--- Start of Input rows ---

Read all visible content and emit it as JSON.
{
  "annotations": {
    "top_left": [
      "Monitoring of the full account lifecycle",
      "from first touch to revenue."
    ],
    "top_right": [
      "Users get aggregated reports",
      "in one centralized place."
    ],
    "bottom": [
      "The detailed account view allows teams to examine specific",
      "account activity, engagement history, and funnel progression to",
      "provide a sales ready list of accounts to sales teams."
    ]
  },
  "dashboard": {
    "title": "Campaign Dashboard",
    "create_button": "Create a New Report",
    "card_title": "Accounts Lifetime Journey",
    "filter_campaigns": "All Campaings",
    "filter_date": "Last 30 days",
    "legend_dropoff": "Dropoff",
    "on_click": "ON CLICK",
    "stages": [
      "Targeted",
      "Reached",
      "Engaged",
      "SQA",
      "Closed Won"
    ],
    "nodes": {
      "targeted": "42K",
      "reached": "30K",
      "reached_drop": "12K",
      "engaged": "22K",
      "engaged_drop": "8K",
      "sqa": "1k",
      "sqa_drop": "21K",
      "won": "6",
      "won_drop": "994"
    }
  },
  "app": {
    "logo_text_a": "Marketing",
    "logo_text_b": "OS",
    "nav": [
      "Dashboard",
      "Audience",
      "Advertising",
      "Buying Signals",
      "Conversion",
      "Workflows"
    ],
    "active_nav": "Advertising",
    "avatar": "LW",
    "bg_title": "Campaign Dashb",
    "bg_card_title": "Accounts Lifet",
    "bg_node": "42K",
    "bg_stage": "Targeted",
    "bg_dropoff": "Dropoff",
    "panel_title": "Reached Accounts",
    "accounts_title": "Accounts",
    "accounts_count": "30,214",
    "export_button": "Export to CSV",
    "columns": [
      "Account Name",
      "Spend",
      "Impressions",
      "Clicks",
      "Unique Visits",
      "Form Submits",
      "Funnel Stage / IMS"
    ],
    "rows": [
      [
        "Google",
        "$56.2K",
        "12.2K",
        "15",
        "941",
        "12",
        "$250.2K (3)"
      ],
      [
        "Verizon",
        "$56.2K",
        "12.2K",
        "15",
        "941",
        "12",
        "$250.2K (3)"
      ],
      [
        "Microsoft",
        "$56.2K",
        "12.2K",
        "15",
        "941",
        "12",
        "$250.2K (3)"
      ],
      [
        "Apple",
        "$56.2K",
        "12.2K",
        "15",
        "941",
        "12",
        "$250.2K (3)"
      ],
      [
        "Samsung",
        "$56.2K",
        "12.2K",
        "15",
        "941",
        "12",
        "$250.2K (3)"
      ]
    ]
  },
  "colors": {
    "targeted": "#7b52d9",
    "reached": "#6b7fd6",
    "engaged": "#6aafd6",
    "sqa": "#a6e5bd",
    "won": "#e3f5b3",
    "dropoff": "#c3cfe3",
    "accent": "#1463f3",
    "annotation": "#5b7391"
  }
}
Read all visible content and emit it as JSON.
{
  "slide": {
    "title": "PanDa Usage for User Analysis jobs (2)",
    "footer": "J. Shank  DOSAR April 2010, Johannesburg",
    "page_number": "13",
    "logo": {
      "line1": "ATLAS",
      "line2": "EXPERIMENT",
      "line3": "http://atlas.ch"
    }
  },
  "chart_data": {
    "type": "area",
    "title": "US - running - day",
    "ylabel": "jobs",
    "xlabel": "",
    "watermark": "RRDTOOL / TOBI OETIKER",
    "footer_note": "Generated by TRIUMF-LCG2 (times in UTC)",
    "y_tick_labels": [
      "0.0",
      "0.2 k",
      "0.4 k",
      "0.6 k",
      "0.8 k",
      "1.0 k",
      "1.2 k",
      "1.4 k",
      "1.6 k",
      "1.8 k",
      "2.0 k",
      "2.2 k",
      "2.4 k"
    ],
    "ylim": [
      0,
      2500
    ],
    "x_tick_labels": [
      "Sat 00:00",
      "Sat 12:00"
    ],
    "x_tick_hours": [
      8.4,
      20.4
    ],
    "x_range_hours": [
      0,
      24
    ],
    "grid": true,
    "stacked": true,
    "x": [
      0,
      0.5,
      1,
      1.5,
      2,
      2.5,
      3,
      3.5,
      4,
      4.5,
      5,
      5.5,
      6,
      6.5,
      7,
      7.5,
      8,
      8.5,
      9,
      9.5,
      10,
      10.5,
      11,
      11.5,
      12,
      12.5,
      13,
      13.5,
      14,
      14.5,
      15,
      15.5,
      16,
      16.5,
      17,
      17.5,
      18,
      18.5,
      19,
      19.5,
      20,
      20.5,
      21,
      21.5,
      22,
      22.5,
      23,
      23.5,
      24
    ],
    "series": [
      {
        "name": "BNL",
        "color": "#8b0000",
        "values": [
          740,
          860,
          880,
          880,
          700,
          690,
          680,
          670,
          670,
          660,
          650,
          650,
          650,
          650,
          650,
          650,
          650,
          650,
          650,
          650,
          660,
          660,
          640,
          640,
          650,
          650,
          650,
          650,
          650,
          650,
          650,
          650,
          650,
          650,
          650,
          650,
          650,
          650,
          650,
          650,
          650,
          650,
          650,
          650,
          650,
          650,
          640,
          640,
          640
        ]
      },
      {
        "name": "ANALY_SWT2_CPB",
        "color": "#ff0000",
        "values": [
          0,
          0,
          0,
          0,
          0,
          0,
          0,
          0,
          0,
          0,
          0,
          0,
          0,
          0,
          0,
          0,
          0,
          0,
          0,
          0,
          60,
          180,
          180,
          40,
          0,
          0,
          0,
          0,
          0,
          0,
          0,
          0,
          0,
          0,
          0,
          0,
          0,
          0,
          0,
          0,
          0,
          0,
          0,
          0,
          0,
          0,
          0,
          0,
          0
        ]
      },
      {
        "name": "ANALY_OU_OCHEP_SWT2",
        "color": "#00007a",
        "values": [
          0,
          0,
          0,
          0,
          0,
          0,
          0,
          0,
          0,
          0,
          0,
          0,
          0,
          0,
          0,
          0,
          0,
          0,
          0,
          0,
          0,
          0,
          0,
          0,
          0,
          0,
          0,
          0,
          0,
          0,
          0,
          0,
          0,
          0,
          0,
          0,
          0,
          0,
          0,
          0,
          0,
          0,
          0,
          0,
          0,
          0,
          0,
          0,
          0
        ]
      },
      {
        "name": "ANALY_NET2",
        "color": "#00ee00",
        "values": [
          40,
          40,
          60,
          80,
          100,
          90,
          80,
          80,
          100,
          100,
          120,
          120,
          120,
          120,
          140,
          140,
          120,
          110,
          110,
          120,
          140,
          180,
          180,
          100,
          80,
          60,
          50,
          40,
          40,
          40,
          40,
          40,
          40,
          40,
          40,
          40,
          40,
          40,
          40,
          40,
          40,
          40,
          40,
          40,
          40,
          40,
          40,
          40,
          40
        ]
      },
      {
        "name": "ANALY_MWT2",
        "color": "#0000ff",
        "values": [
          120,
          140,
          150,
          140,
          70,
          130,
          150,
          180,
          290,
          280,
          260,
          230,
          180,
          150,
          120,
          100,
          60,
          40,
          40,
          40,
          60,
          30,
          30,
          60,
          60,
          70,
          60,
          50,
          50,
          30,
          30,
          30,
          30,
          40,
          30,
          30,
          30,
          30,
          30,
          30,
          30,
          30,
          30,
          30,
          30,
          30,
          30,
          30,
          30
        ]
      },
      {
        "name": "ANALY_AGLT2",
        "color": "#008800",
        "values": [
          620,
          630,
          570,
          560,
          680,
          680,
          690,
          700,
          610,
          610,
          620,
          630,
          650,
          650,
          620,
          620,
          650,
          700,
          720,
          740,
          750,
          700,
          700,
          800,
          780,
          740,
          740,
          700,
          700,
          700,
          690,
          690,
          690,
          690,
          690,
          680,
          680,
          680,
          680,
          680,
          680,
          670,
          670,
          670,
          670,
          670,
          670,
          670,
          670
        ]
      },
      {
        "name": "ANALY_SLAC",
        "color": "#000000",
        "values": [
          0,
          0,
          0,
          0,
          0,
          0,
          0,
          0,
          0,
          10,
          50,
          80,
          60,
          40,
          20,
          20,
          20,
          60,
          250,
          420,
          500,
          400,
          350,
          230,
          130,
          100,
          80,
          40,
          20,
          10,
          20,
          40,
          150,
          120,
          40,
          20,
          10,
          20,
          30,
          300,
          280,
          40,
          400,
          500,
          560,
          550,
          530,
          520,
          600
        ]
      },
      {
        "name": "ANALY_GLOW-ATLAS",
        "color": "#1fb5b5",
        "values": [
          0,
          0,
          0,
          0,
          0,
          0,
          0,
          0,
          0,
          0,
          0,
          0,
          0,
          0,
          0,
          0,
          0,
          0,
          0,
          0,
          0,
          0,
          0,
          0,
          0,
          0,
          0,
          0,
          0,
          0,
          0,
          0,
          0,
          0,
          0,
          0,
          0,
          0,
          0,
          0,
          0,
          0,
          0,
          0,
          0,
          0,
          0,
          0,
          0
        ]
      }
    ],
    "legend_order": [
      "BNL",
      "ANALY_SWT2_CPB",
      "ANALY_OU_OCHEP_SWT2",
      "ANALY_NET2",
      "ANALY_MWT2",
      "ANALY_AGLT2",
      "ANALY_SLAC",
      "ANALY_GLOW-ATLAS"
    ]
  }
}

--- End of Input rows ---

» **Goal**
Identify the lines in the entries above that contain "teams", then copy them out.

» **Result of the task**
      "The detailed account view allows teams to examine specific",
      "provide a sales ready list of accounts to sales teams."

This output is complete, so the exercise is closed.